>>>
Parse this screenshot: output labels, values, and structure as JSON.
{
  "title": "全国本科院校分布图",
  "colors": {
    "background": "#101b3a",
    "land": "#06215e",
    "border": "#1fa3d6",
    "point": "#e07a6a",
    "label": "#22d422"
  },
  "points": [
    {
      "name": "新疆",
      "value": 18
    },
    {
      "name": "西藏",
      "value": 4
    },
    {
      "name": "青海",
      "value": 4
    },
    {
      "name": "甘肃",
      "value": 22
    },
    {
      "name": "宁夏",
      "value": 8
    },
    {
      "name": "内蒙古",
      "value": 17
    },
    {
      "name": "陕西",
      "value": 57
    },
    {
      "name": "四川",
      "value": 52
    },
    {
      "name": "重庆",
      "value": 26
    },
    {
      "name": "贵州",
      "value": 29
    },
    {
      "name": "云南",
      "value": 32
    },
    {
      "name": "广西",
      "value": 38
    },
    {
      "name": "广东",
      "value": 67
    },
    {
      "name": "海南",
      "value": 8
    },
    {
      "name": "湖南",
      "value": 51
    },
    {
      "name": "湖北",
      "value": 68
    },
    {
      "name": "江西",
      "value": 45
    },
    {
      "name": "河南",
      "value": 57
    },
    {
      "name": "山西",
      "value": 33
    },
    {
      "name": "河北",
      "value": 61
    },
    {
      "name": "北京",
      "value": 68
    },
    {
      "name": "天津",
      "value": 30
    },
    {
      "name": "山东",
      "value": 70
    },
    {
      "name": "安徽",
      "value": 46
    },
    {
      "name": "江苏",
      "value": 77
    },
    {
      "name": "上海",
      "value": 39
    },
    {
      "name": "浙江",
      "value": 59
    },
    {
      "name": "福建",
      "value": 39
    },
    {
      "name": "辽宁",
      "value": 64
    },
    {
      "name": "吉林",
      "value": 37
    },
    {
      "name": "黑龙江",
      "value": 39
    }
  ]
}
<<<
Copy out the whole listing exactly; please set it all down.

[Result]
Parse this screenshot: output labels, values, and structure as JSON.
{
  "title": "全国本科院校分布图",
  "colors": {
    "background": "#101b3a",
    "land": "#06215e",
    "border": "#1fa3d6",
    "point": "#e07a6a",
    "label": "#22d422"
  },
  "points": [
    {
      "name": "新疆",
      "value": 18
    },
    {
      "name": "西藏",
      "value": 4
    },
    {
      "name": "青海",
      "value": 4
    },
    {
      "name": "甘肃",
      "value": 22
    },
    {
      "name": "宁夏",
      "value": 8
    },
    {
      "name": "内蒙古",
      "value": 17
    },
    {
      "name": "陕西",
      "value": 57
    },
    {
      "name": "四川",
      "value": 52
    },
    {
      "name": "重庆",
      "value": 26
    },
    {
      "name": "贵州",
      "value": 29
    },
    {
      "name": "云南",
      "value": 32
    },
    {
      "name": "广西",
      "value": 38
    },
    {
      "name": "广东",
      "value": 67
    },
    {
      "name": "海南",
      "value": 8
    },
    {
      "name": "湖南",
      "value": 51
    },
    {
      "name": "湖北",
      "value": 68
    },
    {
      "name": "江西",
      "value": 45
    },
    {
      "name": "河南",
      "value": 57
    },
    {
      "name": "山西",
      "value": 33
    },
    {
      "name": "河北",
      "value": 61
    },
    {
      "name": "北京",
      "value": 68
    },
    {
      "name": "天津",
      "value": 30
    },
    {
      "name": "山东",
      "value": 70
    },
    {
      "name": "安徽",
      "value": 46
    },
    {
      "name": "江苏",
      "value": 77
    },
    {
      "name": "上海",
      "value": 39
    },
    {
      "name": "浙江",
      "value": 59
    },
    {
      "name": "福建",
      "value": 39
    },
    {
      "name": "辽宁",
      "value": 64
    },
    {
      "name": "吉林",
      "value": 37
    },
    {
      "name": "黑龙江",
      "value": 39
    }
  ]
}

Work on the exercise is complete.